• **TASK DESCRIPTION**
Go through the entries and say how many lines contain the string "data". The number is the whole answer.

• **GIVEN RECORDS**
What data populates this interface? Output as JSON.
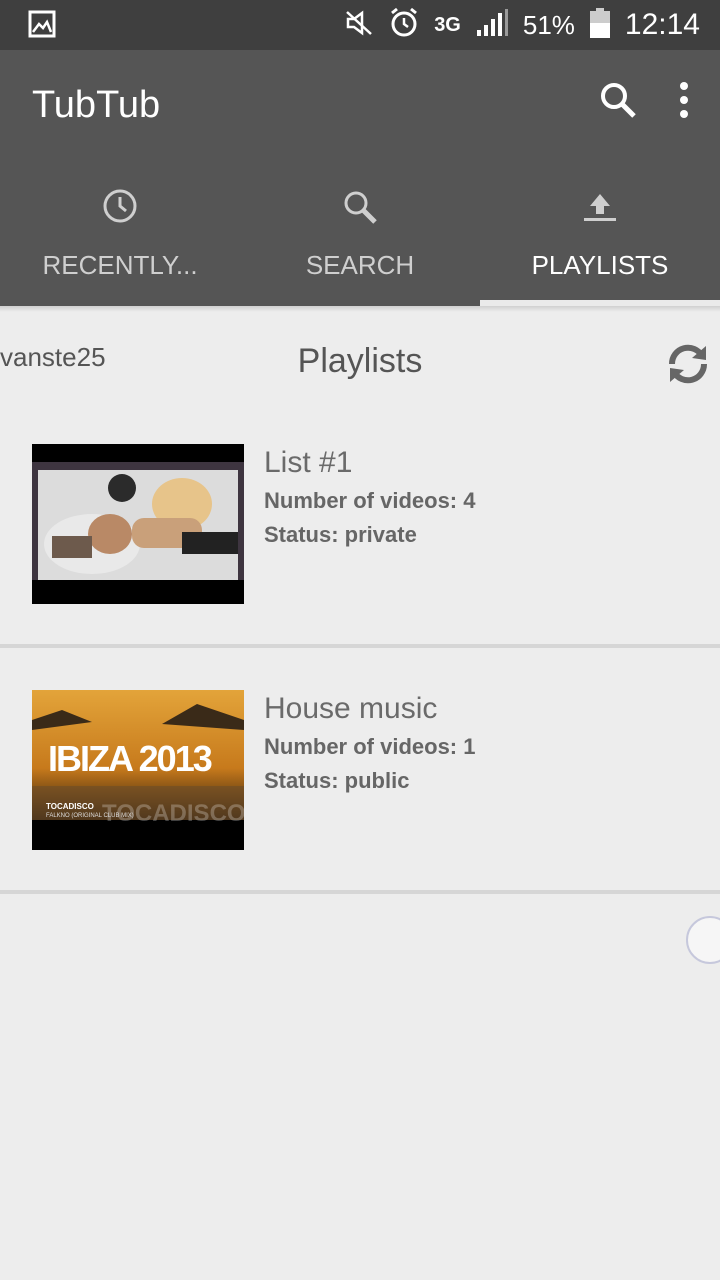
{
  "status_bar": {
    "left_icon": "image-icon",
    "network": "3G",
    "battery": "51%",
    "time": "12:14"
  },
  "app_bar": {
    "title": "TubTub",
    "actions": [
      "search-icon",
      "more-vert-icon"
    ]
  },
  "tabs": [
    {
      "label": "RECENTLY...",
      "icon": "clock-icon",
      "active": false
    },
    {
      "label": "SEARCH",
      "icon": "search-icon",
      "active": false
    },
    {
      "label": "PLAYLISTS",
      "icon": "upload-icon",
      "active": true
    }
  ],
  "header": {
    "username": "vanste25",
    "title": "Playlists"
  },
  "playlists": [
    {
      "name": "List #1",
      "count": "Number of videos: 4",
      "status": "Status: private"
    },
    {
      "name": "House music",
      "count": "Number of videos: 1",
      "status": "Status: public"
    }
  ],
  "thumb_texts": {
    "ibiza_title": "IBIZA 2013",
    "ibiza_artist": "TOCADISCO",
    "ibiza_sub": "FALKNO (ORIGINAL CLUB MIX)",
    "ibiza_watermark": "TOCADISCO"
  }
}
--
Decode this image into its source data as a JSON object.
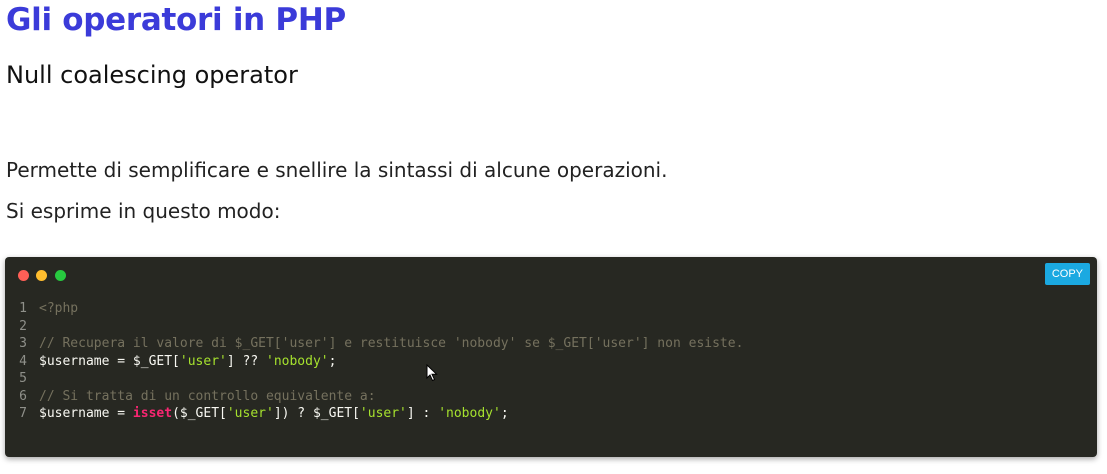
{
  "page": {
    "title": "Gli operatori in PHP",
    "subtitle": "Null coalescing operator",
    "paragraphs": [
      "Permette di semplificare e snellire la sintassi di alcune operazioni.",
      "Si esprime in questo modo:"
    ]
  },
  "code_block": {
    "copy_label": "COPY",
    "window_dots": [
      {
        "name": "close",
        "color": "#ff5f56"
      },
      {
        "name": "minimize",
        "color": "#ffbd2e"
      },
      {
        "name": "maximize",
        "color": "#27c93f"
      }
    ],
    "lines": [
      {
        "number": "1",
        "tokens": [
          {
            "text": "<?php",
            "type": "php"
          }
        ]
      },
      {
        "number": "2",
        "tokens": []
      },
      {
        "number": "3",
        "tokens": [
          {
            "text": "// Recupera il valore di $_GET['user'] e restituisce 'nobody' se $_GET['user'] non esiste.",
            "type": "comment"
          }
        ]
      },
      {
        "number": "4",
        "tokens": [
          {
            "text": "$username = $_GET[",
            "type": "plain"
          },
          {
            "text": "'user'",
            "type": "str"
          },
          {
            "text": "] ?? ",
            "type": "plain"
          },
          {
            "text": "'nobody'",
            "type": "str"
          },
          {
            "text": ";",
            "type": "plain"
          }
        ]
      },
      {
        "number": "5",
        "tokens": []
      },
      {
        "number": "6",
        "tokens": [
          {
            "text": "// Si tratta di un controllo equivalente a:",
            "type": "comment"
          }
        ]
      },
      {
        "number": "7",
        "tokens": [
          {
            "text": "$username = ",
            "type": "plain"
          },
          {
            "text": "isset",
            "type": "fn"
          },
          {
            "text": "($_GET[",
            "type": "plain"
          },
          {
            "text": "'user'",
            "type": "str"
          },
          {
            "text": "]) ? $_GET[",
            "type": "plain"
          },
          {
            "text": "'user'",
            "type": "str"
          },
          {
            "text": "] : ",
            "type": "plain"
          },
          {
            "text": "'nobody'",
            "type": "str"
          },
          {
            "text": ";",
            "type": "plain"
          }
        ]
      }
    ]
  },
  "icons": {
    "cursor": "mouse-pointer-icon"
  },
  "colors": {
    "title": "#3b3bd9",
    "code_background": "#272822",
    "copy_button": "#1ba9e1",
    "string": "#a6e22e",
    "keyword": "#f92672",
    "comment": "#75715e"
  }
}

• **RESPONSE**
2